Exercise details: Sift the listing for lines that hold the string "title" and pull them out.

(Collected data)

--- --- ---

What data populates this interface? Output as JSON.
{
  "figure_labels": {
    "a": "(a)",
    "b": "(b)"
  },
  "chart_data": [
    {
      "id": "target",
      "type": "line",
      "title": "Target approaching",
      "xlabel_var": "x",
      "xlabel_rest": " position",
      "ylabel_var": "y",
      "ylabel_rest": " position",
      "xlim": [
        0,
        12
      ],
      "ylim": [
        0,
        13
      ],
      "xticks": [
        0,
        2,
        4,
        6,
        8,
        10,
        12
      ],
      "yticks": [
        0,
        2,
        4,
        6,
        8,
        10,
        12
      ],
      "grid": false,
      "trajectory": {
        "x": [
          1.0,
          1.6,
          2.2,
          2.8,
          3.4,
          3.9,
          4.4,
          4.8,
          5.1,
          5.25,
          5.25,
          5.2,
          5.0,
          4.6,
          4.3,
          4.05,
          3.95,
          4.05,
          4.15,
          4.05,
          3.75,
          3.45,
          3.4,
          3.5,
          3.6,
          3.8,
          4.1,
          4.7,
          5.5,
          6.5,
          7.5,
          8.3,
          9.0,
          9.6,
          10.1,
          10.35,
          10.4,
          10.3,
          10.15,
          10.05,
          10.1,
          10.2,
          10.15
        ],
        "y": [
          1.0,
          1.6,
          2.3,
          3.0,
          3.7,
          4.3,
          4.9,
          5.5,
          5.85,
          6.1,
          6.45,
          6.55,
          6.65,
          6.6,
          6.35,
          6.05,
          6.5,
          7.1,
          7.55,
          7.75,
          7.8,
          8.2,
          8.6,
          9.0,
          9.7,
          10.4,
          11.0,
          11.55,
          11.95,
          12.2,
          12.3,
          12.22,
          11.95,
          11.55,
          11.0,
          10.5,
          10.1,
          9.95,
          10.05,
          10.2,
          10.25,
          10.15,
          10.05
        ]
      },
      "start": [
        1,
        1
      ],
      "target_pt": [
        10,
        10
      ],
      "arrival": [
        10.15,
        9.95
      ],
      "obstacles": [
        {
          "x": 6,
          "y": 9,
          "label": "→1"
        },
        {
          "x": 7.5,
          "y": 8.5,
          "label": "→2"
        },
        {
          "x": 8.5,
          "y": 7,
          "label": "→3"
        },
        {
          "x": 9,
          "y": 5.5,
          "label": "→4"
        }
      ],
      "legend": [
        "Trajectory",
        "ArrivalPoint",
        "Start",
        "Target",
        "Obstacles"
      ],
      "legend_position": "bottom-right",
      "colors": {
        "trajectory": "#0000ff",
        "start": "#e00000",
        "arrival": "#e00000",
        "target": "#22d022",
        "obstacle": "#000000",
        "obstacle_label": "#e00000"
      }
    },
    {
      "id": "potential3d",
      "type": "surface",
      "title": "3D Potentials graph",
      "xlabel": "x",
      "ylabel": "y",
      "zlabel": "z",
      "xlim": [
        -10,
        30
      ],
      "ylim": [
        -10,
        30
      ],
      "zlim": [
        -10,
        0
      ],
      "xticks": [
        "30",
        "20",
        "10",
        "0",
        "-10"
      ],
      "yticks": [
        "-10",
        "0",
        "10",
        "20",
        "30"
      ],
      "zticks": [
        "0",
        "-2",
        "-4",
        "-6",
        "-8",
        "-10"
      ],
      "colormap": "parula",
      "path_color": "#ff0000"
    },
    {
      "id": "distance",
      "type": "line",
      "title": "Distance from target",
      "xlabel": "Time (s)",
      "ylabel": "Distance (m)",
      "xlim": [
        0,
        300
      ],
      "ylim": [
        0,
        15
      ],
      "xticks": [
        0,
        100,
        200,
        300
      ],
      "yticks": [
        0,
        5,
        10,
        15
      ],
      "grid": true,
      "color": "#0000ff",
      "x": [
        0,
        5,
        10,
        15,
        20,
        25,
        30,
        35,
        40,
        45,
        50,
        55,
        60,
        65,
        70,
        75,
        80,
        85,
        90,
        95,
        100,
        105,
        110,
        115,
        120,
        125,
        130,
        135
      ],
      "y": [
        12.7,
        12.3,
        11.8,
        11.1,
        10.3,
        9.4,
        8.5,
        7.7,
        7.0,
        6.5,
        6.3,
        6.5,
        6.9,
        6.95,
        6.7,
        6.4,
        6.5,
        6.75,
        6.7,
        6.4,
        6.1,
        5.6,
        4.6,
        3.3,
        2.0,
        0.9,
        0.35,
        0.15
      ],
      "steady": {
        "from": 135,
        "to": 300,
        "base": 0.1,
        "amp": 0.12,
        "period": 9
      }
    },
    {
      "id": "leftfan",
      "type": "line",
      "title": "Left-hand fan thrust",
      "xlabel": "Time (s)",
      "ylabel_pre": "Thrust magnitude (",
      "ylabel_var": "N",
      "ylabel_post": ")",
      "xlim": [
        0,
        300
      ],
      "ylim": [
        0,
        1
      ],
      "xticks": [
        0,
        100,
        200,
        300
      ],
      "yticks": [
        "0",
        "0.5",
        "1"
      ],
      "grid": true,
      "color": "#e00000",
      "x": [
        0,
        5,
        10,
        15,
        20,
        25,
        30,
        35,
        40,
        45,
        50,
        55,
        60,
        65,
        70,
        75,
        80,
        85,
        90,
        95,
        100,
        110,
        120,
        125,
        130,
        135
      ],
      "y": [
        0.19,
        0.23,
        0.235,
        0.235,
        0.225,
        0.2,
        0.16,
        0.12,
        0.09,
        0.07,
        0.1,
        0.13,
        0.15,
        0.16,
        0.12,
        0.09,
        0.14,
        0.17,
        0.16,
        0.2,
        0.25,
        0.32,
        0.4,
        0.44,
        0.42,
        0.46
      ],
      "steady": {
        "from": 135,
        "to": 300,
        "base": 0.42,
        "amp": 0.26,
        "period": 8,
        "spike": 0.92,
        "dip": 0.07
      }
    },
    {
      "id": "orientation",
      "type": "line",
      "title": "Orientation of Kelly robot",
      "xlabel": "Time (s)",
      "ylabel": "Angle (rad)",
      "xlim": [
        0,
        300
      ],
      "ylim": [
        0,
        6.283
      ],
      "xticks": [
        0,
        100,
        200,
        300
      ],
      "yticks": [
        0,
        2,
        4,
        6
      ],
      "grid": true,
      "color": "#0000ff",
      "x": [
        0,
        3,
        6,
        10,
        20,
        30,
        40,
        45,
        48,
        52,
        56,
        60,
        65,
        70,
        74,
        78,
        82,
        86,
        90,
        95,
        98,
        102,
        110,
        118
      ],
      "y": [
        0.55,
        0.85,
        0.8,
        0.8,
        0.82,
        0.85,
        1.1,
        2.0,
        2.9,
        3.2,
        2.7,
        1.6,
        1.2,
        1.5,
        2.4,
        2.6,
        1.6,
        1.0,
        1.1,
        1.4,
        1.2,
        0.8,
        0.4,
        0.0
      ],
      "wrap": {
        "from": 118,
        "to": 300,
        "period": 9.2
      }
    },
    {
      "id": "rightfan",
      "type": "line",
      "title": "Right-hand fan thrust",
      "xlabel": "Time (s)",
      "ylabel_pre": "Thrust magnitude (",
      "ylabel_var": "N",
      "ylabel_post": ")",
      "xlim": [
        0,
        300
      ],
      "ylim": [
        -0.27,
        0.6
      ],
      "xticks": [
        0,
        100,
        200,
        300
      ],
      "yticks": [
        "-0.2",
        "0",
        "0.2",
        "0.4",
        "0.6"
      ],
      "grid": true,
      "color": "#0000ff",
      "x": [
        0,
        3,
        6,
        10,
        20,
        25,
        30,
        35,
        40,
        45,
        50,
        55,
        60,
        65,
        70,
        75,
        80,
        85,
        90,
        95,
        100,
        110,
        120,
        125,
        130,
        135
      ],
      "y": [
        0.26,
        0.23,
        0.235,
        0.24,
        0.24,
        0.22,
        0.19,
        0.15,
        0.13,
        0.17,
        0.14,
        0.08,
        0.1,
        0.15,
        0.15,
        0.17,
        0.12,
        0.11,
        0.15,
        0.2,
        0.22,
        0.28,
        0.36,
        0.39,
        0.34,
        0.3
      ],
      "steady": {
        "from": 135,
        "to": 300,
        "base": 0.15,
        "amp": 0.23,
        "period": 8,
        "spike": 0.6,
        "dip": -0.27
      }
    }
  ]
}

--- --- ---

Answer for this exercise:
      "title": "Target approaching",
      "title": "3D Potentials graph",
      "title": "Distance from target",
      "title": "Left-hand fan thrust",
      "title": "Orientation of Kelly robot",
      "title": "Right-hand fan thrust",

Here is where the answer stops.